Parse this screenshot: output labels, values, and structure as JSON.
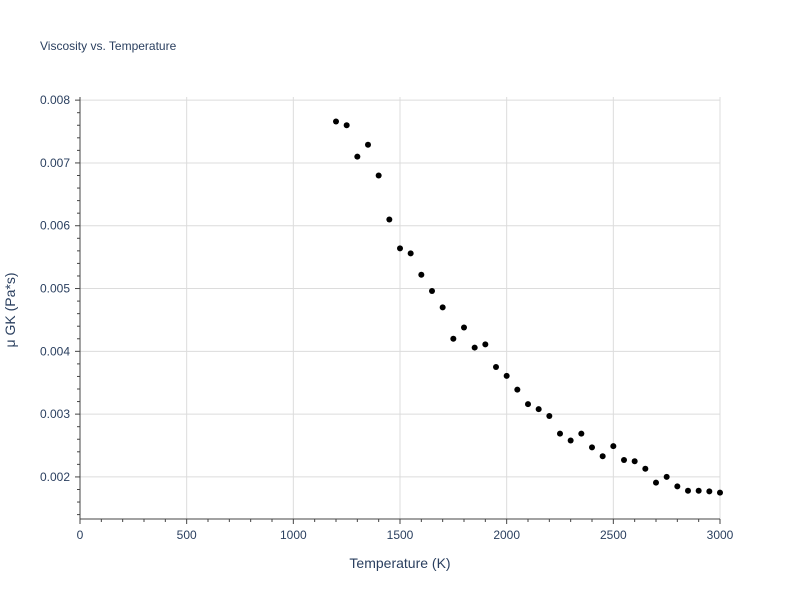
{
  "chart_data": {
    "type": "scatter",
    "title": "Viscosity vs. Temperature",
    "xlabel": "Temperature (K)",
    "ylabel": "μ GK (Pa*s)",
    "xlim": [
      0,
      3000
    ],
    "ylim": [
      0.00133,
      0.00805
    ],
    "x_ticks": [
      0,
      500,
      1000,
      1500,
      2000,
      2500,
      3000
    ],
    "x_tick_labels": [
      "0",
      "500",
      "1000",
      "1500",
      "2000",
      "2500",
      "3000"
    ],
    "y_ticks": [
      0.002,
      0.003,
      0.004,
      0.005,
      0.006,
      0.007,
      0.008
    ],
    "y_tick_labels": [
      "0.002",
      "0.003",
      "0.004",
      "0.005",
      "0.006",
      "0.007",
      "0.008"
    ],
    "grid": true,
    "marker_color": "#000000",
    "series": [
      {
        "name": "μ GK",
        "x": [
          1200,
          1250,
          1300,
          1350,
          1400,
          1450,
          1500,
          1550,
          1600,
          1650,
          1700,
          1750,
          1800,
          1850,
          1900,
          1950,
          2000,
          2050,
          2100,
          2150,
          2200,
          2250,
          2300,
          2350,
          2400,
          2450,
          2500,
          2550,
          2600,
          2650,
          2700,
          2750,
          2800,
          2850,
          2900,
          2950,
          3000
        ],
        "y": [
          0.00766,
          0.0076,
          0.0071,
          0.00729,
          0.0068,
          0.0061,
          0.00564,
          0.00556,
          0.00522,
          0.00496,
          0.0047,
          0.0042,
          0.00438,
          0.00406,
          0.00411,
          0.00375,
          0.00361,
          0.00339,
          0.00316,
          0.00308,
          0.00297,
          0.00269,
          0.00258,
          0.00269,
          0.00247,
          0.00233,
          0.00249,
          0.00227,
          0.00225,
          0.00213,
          0.00191,
          0.002,
          0.00185,
          0.00178,
          0.00178,
          0.00177,
          0.00175
        ]
      }
    ]
  }
}
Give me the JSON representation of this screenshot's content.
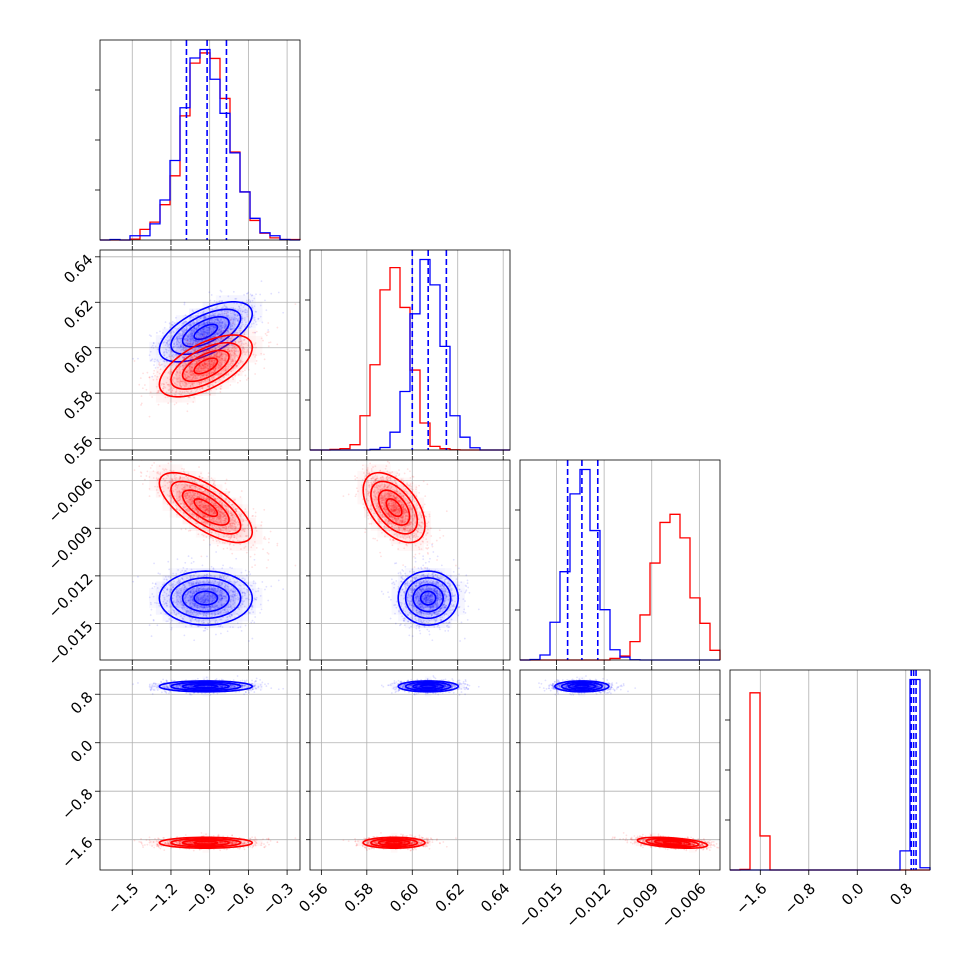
{
  "chart_data": {
    "type": "corner",
    "title": "",
    "grid": true,
    "legend": "none",
    "parameters": [
      {
        "name": "",
        "range": [
          -1.75,
          -0.2
        ],
        "ticks": [
          -1.5,
          -1.2,
          -0.9,
          -0.6,
          -0.3
        ],
        "tick_labels": [
          "−1.5",
          "−1.2",
          "−0.9",
          "−0.6",
          "−0.3"
        ]
      },
      {
        "name": "",
        "range": [
          0.555,
          0.643
        ],
        "ticks": [
          0.56,
          0.58,
          0.6,
          0.62,
          0.64
        ],
        "tick_labels": [
          "0.56",
          "0.58",
          "0.60",
          "0.62",
          "0.64"
        ]
      },
      {
        "name": "",
        "range": [
          -0.0173,
          -0.0047
        ],
        "ticks": [
          -0.015,
          -0.012,
          -0.009,
          -0.006
        ],
        "tick_labels": [
          "−0.015",
          "−0.012",
          "−0.009",
          "−0.006"
        ]
      },
      {
        "name": "",
        "range": [
          -2.1,
          1.2
        ],
        "ticks": [
          -1.6,
          -0.8,
          0.0,
          0.8
        ],
        "tick_labels": [
          "−1.6",
          "−0.8",
          "0.0",
          "0.8"
        ]
      }
    ],
    "series": [
      {
        "name": "",
        "color": "#0000ff",
        "mean": [
          -0.93,
          0.607,
          -0.0134,
          0.93
        ],
        "sd": [
          0.18,
          0.0066,
          0.00085,
          0.045
        ],
        "corr": [
          [
            1,
            0.6,
            0,
            0
          ],
          [
            0.6,
            1,
            0,
            0
          ],
          [
            0,
            0,
            1,
            0
          ],
          [
            0,
            0,
            0,
            1
          ]
        ],
        "quantiles": [
          [
            -1.08,
            -0.92,
            -0.77
          ],
          [
            0.6,
            0.607,
            0.615
          ],
          [
            -0.0143,
            -0.0134,
            -0.0124
          ],
          [
            0.89,
            0.93,
            0.97
          ]
        ]
      },
      {
        "name": "",
        "color": "#ff0000",
        "mean": [
          -0.93,
          0.592,
          -0.0077,
          -1.65
        ],
        "sd": [
          0.18,
          0.0068,
          0.0011,
          0.045
        ],
        "corr": [
          [
            1,
            0.6,
            -0.7,
            0
          ],
          [
            0.6,
            1,
            -0.5,
            0
          ],
          [
            -0.7,
            -0.5,
            1,
            -0.45
          ],
          [
            0,
            0,
            -0.45,
            1
          ]
        ]
      }
    ]
  },
  "colors": {
    "blue": "#0000ff",
    "red": "#ff0000",
    "grid": "#b0b0b0",
    "frame": "#000000"
  }
}
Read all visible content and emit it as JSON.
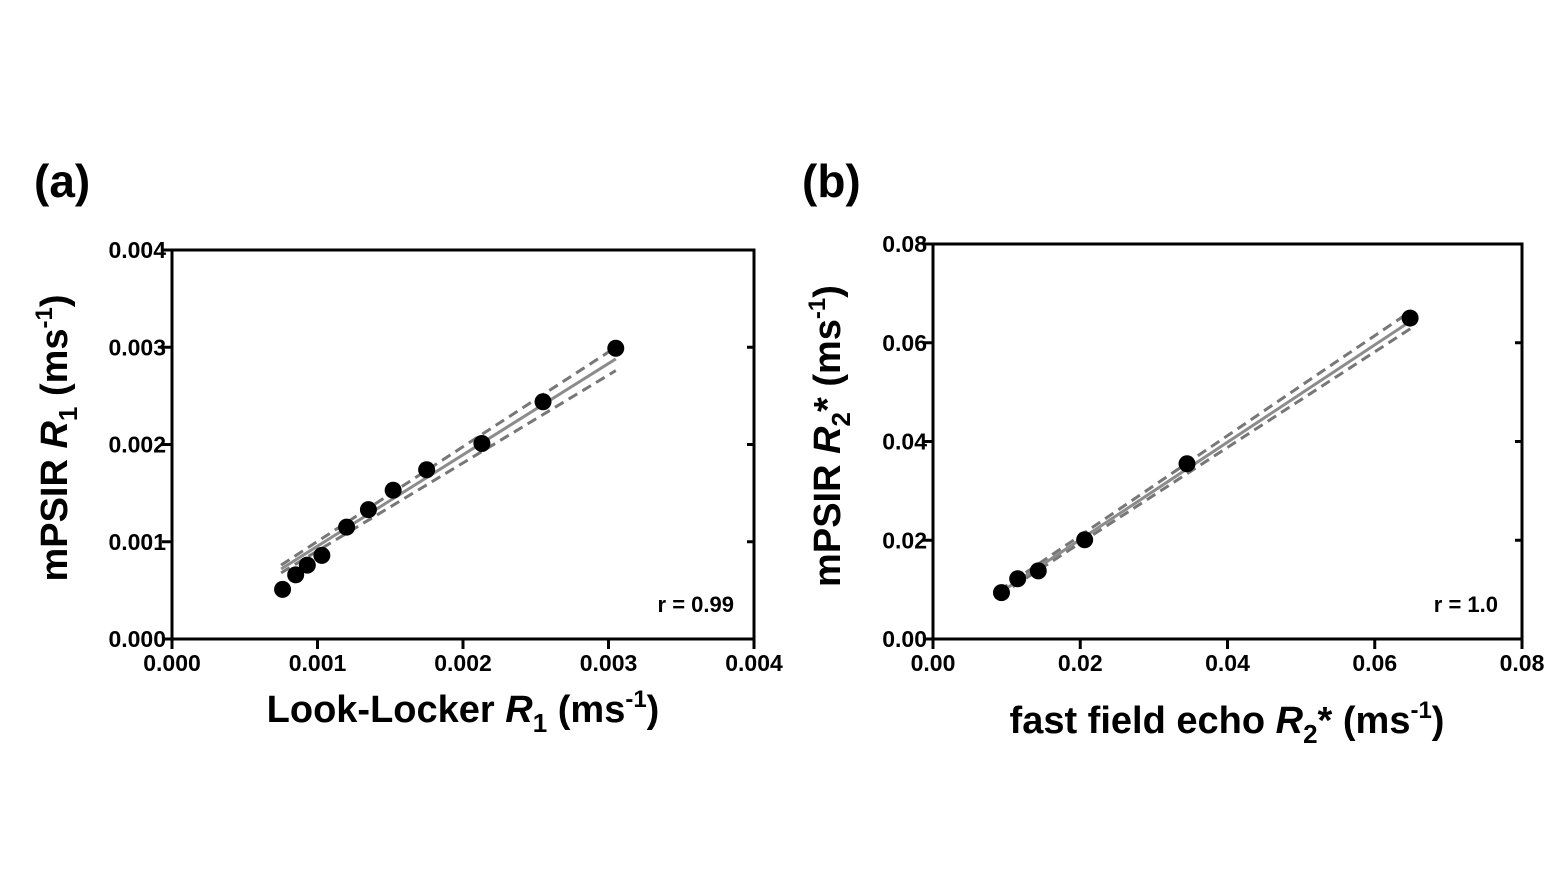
{
  "chart_data": [
    {
      "panel_label": "(a)",
      "type": "scatter",
      "xlabel": {
        "pre": "Look-Locker ",
        "var": "R",
        "sub": "1",
        "post": " (ms",
        "sup": "-1",
        "end": ")"
      },
      "ylabel": {
        "pre": "mPSIR ",
        "var": "R",
        "sub": "1",
        "post": " (ms",
        "sup": "-1",
        "end": ")"
      },
      "xlim": [
        0,
        0.004
      ],
      "ylim": [
        0,
        0.004
      ],
      "xticks": [
        0,
        0.001,
        0.002,
        0.003,
        0.004
      ],
      "yticks": [
        0,
        0.001,
        0.002,
        0.003,
        0.004
      ],
      "xtick_labels": [
        "0.000",
        "0.001",
        "0.002",
        "0.003",
        "0.004"
      ],
      "ytick_labels": [
        "0.000",
        "0.001",
        "0.002",
        "0.003",
        "0.004"
      ],
      "annotation": "r = 0.99",
      "points": {
        "x": [
          0.00076,
          0.00085,
          0.00093,
          0.00103,
          0.0012,
          0.00135,
          0.00152,
          0.00175,
          0.00213,
          0.00255,
          0.00305
        ],
        "y": [
          0.00051,
          0.00066,
          0.00076,
          0.00086,
          0.00115,
          0.00133,
          0.00153,
          0.00174,
          0.00201,
          0.00244,
          0.00299
        ]
      },
      "fit_line": {
        "x": [
          0.00075,
          0.00305
        ],
        "y": [
          0.00072,
          0.00288
        ]
      },
      "confidence_upper": {
        "x": [
          0.00075,
          0.00305
        ],
        "y": [
          0.00076,
          0.003
        ]
      },
      "confidence_lower": {
        "x": [
          0.00075,
          0.00305
        ],
        "y": [
          0.00068,
          0.00276
        ]
      },
      "colors": {
        "points": "#000000",
        "fit": "#8c8c8c",
        "ci": "#777777"
      }
    },
    {
      "panel_label": "(b)",
      "type": "scatter",
      "xlabel": {
        "pre": "fast field echo ",
        "var": "R",
        "sub": "2",
        "post": "* (ms",
        "sup": "-1",
        "end": ")"
      },
      "ylabel": {
        "pre": "mPSIR ",
        "var": "R",
        "sub": "2",
        "post": "* (ms",
        "sup": "-1",
        "end": ")"
      },
      "xlim": [
        0,
        0.08
      ],
      "ylim": [
        0,
        0.08
      ],
      "xticks": [
        0,
        0.02,
        0.04,
        0.06,
        0.08
      ],
      "yticks": [
        0,
        0.02,
        0.04,
        0.06,
        0.08
      ],
      "xtick_labels": [
        "0.00",
        "0.02",
        "0.04",
        "0.06",
        "0.08"
      ],
      "ytick_labels": [
        "0.00",
        "0.02",
        "0.04",
        "0.06",
        "0.08"
      ],
      "annotation": "r = 1.0",
      "points": {
        "x": [
          0.0093,
          0.0115,
          0.0143,
          0.0206,
          0.0345,
          0.0648
        ],
        "y": [
          0.0094,
          0.0122,
          0.0138,
          0.0201,
          0.0355,
          0.065
        ]
      },
      "fit_line": {
        "x": [
          0.009,
          0.065
        ],
        "y": [
          0.0093,
          0.0645
        ]
      },
      "confidence_upper": {
        "x": [
          0.009,
          0.065
        ],
        "y": [
          0.0098,
          0.0665
        ]
      },
      "confidence_lower": {
        "x": [
          0.009,
          0.065
        ],
        "y": [
          0.0088,
          0.063
        ]
      },
      "colors": {
        "points": "#000000",
        "fit": "#8c8c8c",
        "ci": "#777777"
      }
    }
  ]
}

> _Request_:
In the listing above, find each line with the word "type" and copy it.

> _Response to the task_:
    "type": "scatter",
    "type": "corner",
      "type": "scatter",
      "type": "scatter",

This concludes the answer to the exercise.